Repeat all entries exactly.

▶ _Source data_
_ _ _ _

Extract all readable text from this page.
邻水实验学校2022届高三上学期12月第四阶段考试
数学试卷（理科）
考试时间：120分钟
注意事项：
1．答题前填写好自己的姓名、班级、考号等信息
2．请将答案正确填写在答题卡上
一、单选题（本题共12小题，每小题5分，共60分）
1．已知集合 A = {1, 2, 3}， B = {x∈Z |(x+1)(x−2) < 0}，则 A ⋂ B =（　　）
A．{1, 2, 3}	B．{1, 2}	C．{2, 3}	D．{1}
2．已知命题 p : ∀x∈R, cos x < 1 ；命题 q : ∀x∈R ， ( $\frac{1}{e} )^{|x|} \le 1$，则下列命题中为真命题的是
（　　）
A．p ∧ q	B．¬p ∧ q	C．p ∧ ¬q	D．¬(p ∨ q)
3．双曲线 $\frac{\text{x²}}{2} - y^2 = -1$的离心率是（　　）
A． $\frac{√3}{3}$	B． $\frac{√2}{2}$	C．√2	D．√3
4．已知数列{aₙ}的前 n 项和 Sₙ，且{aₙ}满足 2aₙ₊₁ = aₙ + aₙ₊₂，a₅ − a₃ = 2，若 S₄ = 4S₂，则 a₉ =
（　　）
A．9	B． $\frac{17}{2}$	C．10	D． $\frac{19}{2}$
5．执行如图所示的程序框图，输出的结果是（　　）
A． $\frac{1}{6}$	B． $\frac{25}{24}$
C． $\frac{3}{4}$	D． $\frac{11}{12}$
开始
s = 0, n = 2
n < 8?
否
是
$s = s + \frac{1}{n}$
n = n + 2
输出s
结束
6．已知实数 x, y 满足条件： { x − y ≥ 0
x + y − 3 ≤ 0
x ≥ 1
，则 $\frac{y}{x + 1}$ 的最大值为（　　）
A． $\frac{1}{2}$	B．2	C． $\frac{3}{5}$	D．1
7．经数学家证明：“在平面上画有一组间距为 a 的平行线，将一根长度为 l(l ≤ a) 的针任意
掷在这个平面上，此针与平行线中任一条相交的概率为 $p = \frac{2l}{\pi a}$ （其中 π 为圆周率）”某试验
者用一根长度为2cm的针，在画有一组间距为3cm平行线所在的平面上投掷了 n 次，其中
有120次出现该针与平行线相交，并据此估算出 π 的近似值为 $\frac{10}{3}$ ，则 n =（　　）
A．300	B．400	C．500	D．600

_ _ _ _

▶ _Answer to the exercise_
Extract all readable text from this page.
邻水实验学校2022届高三上学期12月第四阶段考试
数学试卷（理科）
考试时间：120分钟
注意事项：
1．答题前填写好自己的姓名、班级、考号等信息
2．请将答案正确填写在答题卡上
一、单选题（本题共12小题，每小题5分，共60分）
1．已知集合 A = {1, 2, 3}， B = {x∈Z |(x+1)(x−2) < 0}，则 A ⋂ B =（　　）
A．{1, 2, 3}	B．{1, 2}	C．{2, 3}	D．{1}
2．已知命题 p : ∀x∈R, cos x < 1 ；命题 q : ∀x∈R ， ( $\frac{1}{e} )^{|x|} \le 1$，则下列命题中为真命题的是
（　　）
A．p ∧ q	B．¬p ∧ q	C．p ∧ ¬q	D．¬(p ∨ q)
3．双曲线 $\frac{\text{x²}}{2} - y^2 = -1$的离心率是（　　）
A． $\frac{√3}{3}$	B． $\frac{√2}{2}$	C．√2	D．√3
4．已知数列{aₙ}的前 n 项和 Sₙ，且{aₙ}满足 2aₙ₊₁ = aₙ + aₙ₊₂，a₅ − a₃ = 2，若 S₄ = 4S₂，则 a₉ =
（　　）
A．9	B． $\frac{17}{2}$	C．10	D． $\frac{19}{2}$
5．执行如图所示的程序框图，输出的结果是（　　）
A． $\frac{1}{6}$	B． $\frac{25}{24}$
C． $\frac{3}{4}$	D． $\frac{11}{12}$
开始
s = 0, n = 2
n < 8?
否
是
$s = s + \frac{1}{n}$
n = n + 2
输出s
结束
6．已知实数 x, y 满足条件： { x − y ≥ 0
x + y − 3 ≤ 0
x ≥ 1
，则 $\frac{y}{x + 1}$ 的最大值为（　　）
A． $\frac{1}{2}$	B．2	C． $\frac{3}{5}$	D．1
7．经数学家证明：“在平面上画有一组间距为 a 的平行线，将一根长度为 l(l ≤ a) 的针任意
掷在这个平面上，此针与平行线中任一条相交的概率为 $p = \frac{2l}{\pi a}$ （其中 π 为圆周率）”某试验
者用一根长度为2cm的针，在画有一组间距为3cm平行线所在的平面上投掷了 n 次，其中
有120次出现该针与平行线相交，并据此估算出 π 的近似值为 $\frac{10}{3}$ ，则 n =（　　）
A．300	B．400	C．500	D．600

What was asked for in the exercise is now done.